→ Exercise aim
Output the full listing below exactly, without the pictures.

→ Items
┏━━
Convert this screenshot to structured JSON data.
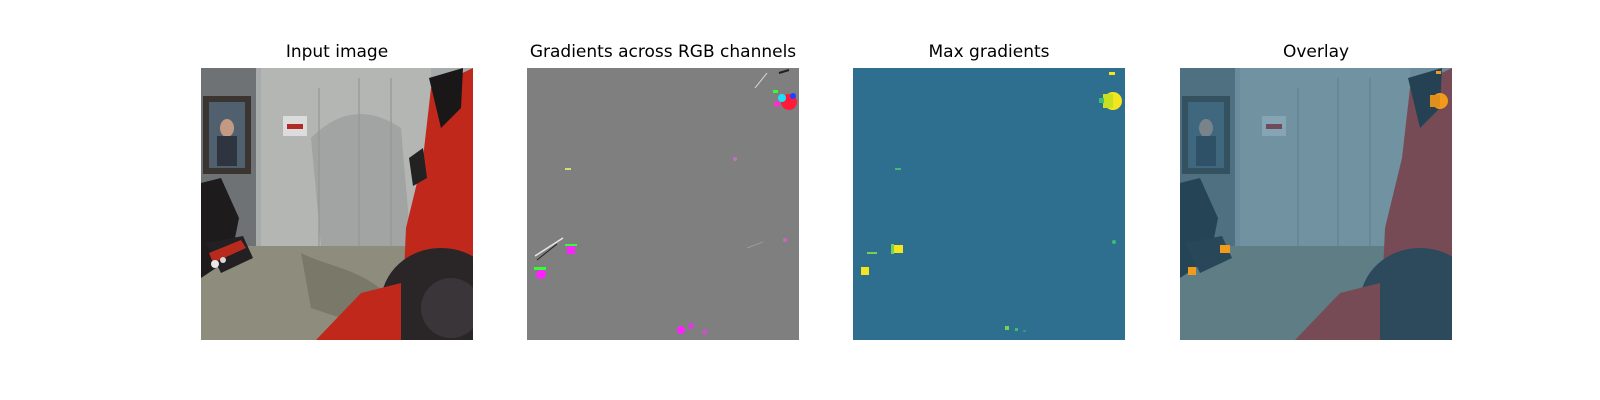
{
  "figure": {
    "panels": [
      {
        "title": "Input image"
      },
      {
        "title": "Gradients across RGB channels"
      },
      {
        "title": "Max gradients"
      },
      {
        "title": "Overlay"
      }
    ]
  },
  "colors": {
    "gradient_background": "#7f7f7f",
    "max_gradient_background": "#2e6e8e",
    "robot_red": "#c0281c",
    "highlight_yellow": "#f3e51e",
    "highlight_magenta": "#e020e0"
  }
}
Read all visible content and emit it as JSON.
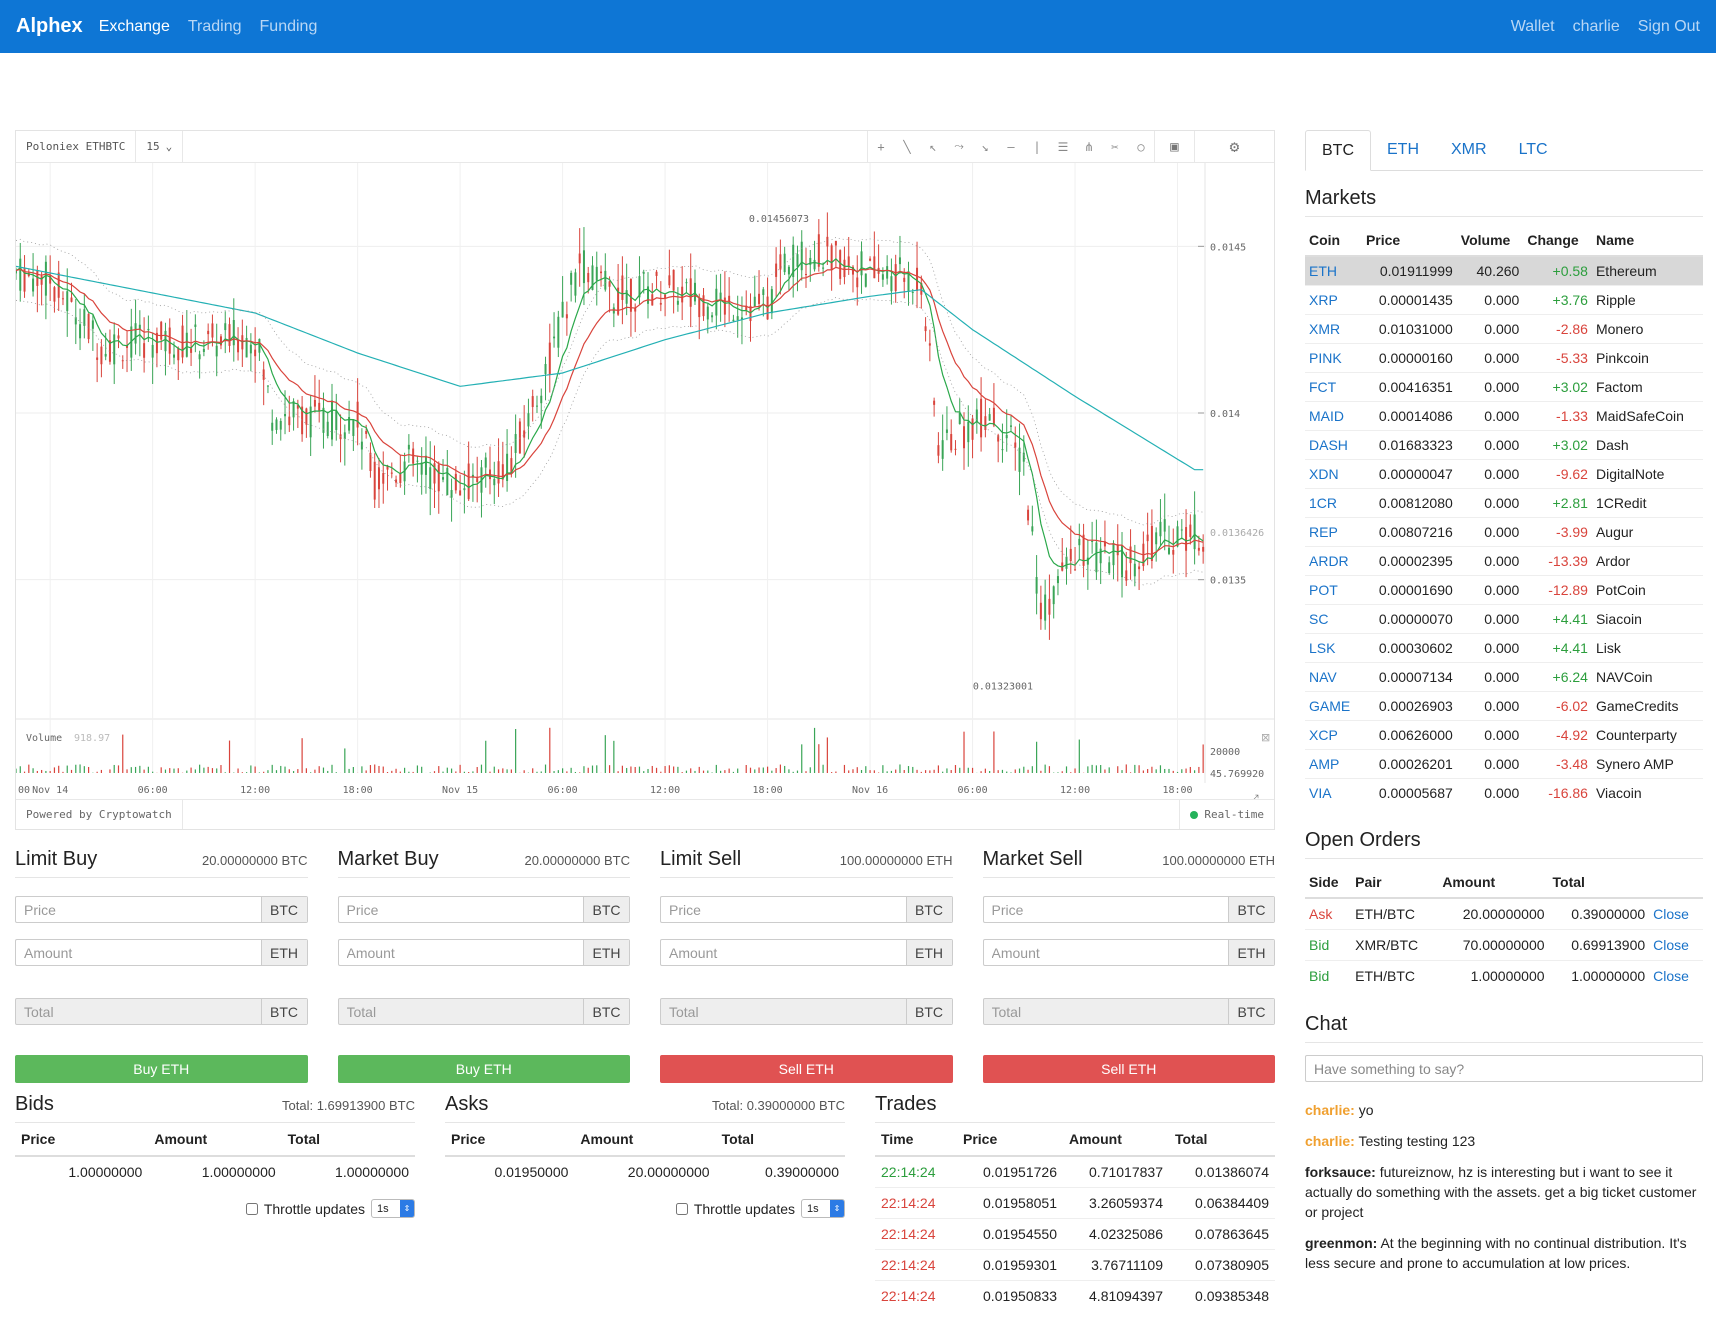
┗━━
→ Response to the task
Convert this screenshot to structured JSON data.
{
  "figure": {
    "panels": [
      {
        "title": "Input image"
      },
      {
        "title": "Gradients across RGB channels"
      },
      {
        "title": "Max gradients"
      },
      {
        "title": "Overlay"
      }
    ]
  },
  "colors": {
    "gradient_background": "#7f7f7f",
    "max_gradient_background": "#2e6e8e",
    "robot_red": "#c0281c",
    "highlight_yellow": "#f3e51e",
    "highlight_magenta": "#e020e0"
  }
}
Read all visible content and emit it as JSON.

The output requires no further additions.